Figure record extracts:
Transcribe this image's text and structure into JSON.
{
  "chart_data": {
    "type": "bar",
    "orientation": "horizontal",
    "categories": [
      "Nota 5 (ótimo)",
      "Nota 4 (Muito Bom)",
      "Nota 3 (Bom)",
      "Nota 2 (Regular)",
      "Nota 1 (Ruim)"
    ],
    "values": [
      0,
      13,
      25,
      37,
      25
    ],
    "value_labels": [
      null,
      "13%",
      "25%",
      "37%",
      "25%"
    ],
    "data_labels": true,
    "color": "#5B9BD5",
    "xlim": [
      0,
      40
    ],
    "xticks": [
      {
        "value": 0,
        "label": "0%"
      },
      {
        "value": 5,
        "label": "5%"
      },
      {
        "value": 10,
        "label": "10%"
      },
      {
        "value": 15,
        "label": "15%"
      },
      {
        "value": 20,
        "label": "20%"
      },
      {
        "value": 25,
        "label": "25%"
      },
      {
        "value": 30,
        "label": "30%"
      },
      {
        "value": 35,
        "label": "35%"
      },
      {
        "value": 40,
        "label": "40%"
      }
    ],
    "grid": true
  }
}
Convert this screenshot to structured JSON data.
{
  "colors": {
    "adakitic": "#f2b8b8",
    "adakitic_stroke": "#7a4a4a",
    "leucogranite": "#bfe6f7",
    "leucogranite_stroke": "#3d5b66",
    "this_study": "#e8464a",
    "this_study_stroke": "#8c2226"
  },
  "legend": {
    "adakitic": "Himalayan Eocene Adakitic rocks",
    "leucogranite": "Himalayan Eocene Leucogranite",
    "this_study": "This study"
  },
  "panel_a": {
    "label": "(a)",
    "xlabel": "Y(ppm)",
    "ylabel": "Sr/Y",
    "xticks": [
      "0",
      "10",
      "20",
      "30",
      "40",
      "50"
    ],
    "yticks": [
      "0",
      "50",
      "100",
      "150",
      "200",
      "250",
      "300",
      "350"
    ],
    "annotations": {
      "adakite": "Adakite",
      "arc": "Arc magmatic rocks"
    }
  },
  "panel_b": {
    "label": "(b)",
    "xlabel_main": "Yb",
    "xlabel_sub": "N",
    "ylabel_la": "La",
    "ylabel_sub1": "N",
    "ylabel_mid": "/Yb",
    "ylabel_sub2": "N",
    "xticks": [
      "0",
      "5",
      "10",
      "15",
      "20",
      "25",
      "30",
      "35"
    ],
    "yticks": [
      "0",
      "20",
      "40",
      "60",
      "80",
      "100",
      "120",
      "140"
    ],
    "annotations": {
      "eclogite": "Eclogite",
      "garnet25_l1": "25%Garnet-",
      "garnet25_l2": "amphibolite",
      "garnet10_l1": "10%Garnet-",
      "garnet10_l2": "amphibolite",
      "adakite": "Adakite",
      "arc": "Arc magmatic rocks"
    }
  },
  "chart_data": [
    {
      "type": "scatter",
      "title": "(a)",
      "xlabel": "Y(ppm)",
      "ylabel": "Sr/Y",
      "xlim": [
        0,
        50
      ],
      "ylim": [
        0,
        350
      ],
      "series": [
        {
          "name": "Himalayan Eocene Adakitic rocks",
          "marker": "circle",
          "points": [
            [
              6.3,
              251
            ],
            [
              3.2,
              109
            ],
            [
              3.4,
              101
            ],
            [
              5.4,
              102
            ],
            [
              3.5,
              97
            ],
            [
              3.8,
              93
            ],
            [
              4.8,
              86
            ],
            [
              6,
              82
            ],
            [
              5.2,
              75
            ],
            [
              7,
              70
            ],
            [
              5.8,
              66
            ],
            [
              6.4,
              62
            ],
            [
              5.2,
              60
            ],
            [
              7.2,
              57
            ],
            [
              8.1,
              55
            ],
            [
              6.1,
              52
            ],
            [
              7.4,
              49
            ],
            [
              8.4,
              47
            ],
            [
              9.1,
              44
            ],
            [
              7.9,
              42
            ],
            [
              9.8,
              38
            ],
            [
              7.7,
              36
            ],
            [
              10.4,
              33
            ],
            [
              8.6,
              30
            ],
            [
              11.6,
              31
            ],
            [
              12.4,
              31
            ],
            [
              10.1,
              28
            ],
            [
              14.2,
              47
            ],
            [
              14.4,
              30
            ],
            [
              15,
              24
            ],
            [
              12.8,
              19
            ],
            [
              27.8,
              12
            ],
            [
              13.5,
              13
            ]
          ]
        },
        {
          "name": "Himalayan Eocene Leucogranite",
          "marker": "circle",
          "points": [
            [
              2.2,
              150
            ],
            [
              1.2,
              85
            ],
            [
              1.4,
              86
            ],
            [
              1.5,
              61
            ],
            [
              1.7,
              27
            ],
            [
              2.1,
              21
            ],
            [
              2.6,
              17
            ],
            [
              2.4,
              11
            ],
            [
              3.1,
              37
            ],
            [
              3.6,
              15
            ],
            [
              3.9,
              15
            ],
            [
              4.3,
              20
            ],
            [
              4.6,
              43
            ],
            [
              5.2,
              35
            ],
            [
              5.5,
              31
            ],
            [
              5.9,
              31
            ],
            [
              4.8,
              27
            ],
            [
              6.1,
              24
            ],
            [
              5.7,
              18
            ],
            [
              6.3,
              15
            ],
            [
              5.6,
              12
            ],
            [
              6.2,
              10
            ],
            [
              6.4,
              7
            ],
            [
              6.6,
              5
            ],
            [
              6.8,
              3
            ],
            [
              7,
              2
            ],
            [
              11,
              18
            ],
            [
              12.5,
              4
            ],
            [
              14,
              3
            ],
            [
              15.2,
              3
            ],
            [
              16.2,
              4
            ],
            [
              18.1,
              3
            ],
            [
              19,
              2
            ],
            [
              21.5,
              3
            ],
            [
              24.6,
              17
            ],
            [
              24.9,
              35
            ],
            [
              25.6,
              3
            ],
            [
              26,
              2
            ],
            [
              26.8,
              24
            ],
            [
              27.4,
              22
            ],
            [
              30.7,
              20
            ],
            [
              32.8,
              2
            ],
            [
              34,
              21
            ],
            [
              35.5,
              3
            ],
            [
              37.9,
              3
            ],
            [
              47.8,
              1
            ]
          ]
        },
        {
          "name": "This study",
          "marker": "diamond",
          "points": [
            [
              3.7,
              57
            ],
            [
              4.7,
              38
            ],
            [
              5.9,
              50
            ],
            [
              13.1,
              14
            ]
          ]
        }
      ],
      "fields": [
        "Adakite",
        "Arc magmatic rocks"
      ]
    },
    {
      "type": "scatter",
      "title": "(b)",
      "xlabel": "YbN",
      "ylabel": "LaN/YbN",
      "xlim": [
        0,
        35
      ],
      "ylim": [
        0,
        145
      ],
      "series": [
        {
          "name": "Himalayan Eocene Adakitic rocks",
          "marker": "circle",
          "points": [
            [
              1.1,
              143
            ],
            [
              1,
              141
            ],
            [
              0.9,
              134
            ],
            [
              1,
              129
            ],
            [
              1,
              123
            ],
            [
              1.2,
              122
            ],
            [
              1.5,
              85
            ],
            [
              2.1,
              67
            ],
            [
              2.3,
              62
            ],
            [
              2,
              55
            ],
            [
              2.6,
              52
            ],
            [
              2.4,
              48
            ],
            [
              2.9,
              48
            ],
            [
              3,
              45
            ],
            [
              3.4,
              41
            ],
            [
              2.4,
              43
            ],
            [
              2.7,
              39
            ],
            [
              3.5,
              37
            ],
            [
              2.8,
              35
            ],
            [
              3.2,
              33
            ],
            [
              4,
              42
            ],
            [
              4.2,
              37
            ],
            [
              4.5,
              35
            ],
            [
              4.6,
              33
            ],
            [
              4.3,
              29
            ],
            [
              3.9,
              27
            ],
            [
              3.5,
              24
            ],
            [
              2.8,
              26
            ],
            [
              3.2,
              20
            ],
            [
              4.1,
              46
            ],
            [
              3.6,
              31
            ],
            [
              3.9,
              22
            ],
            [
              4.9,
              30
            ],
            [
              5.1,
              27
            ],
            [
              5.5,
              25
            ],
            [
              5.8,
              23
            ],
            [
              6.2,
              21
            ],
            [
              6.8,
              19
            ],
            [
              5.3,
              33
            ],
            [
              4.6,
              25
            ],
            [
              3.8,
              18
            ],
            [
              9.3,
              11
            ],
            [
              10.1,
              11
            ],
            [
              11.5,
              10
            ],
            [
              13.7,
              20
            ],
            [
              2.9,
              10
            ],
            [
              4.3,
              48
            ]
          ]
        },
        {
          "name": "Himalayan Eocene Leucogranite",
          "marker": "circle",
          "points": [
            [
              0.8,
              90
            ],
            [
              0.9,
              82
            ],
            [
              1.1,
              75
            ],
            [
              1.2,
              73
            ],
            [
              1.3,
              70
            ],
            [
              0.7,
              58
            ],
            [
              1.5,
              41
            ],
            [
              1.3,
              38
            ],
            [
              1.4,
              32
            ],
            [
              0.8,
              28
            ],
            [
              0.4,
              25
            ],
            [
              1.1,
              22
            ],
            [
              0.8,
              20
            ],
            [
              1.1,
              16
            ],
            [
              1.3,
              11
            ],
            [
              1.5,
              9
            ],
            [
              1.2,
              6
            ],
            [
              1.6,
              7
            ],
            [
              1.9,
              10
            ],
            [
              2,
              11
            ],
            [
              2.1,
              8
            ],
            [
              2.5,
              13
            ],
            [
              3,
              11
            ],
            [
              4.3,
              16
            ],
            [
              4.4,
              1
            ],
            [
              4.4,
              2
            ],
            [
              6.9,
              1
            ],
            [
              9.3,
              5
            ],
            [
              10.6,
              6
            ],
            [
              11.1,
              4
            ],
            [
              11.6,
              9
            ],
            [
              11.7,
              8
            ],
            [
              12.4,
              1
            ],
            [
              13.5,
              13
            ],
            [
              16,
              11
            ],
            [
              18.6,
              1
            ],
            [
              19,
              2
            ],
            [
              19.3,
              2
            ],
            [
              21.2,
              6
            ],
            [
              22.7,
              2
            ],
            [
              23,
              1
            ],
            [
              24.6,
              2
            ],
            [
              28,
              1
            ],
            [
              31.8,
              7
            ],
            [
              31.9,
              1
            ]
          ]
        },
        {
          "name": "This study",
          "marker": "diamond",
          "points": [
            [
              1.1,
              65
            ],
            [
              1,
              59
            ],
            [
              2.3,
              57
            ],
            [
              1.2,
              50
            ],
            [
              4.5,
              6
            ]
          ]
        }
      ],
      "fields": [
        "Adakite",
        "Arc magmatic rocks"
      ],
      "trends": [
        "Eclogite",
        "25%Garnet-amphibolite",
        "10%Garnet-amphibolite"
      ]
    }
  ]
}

EXERCISE DETAILS: Report each line in the preceding entries that holds the string "amphibolite".

REPLY:
      "garnet25_l2": "amphibolite",
      "garnet10_l2": "amphibolite",
        "25%Garnet-amphibolite",
        "10%Garnet-amphibolite"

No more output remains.